(Dataset items)
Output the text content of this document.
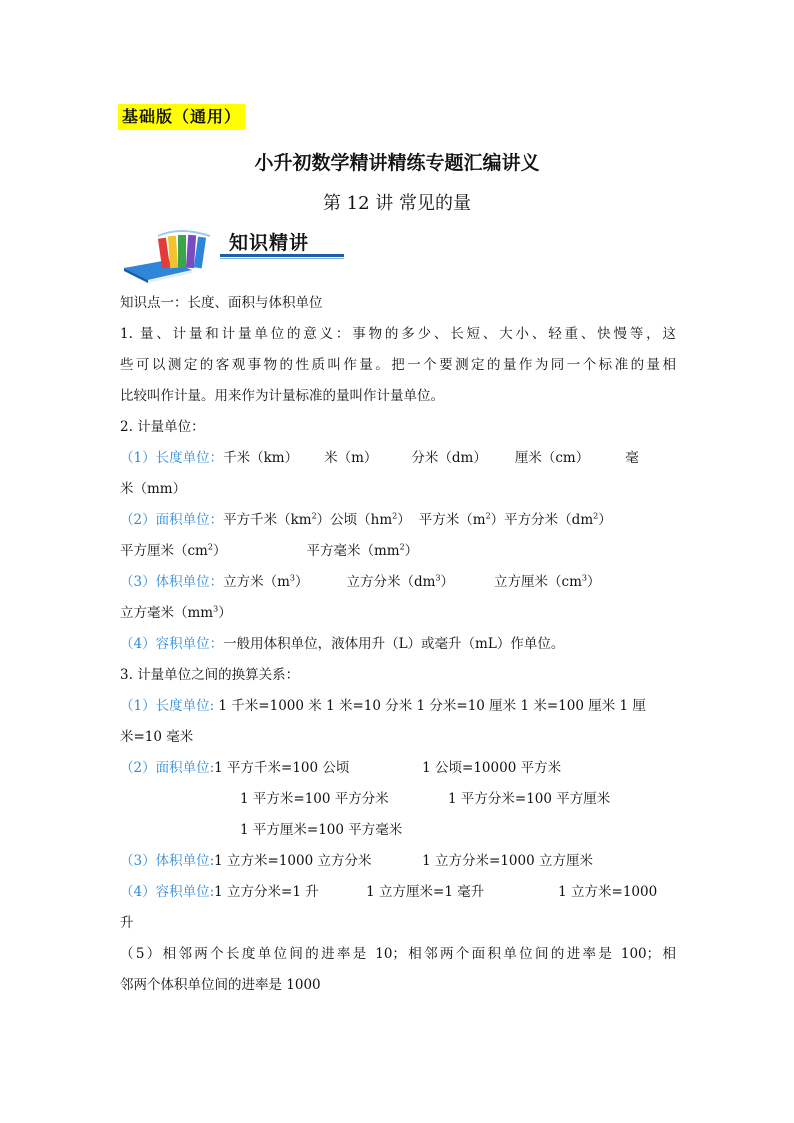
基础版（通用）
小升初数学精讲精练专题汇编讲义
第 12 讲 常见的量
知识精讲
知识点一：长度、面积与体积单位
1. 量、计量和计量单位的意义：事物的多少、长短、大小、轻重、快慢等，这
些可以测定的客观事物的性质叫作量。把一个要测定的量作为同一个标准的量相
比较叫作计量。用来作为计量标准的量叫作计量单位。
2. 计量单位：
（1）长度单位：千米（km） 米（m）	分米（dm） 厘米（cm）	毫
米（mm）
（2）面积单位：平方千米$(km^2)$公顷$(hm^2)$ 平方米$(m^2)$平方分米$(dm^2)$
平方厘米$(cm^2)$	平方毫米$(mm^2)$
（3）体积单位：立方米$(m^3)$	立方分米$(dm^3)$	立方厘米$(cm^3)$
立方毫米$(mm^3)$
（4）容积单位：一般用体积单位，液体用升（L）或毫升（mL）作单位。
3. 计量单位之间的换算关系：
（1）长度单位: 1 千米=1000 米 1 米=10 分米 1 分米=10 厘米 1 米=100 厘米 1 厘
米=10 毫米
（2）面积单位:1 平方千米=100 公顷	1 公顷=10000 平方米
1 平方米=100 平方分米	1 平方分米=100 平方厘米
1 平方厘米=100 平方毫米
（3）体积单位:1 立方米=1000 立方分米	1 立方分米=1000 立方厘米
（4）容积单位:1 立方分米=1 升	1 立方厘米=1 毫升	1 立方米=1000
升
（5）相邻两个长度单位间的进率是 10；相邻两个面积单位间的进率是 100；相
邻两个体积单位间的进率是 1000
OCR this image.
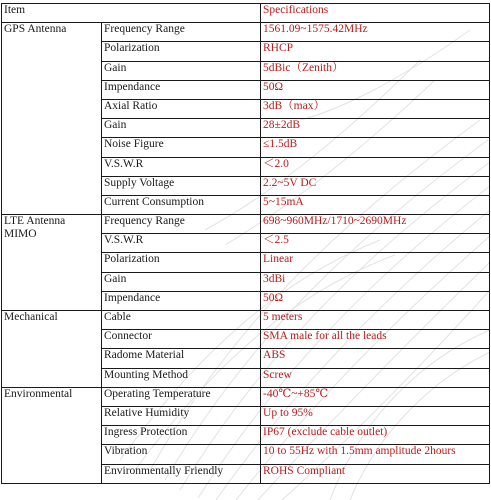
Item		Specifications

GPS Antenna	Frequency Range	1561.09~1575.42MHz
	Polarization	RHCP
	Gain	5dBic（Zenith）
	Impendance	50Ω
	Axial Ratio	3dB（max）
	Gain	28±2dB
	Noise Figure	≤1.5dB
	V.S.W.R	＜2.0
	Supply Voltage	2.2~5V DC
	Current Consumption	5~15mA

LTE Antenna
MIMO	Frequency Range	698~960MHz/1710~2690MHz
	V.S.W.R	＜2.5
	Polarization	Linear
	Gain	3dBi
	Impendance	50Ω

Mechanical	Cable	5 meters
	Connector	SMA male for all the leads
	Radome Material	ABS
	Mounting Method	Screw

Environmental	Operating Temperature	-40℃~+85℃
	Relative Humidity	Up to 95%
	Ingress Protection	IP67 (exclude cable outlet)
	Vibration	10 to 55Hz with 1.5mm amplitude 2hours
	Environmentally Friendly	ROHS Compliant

[What is asked]: How many lines of these entries contain the string "容积单位"? Reply with the number alone.

[Answer below]: 2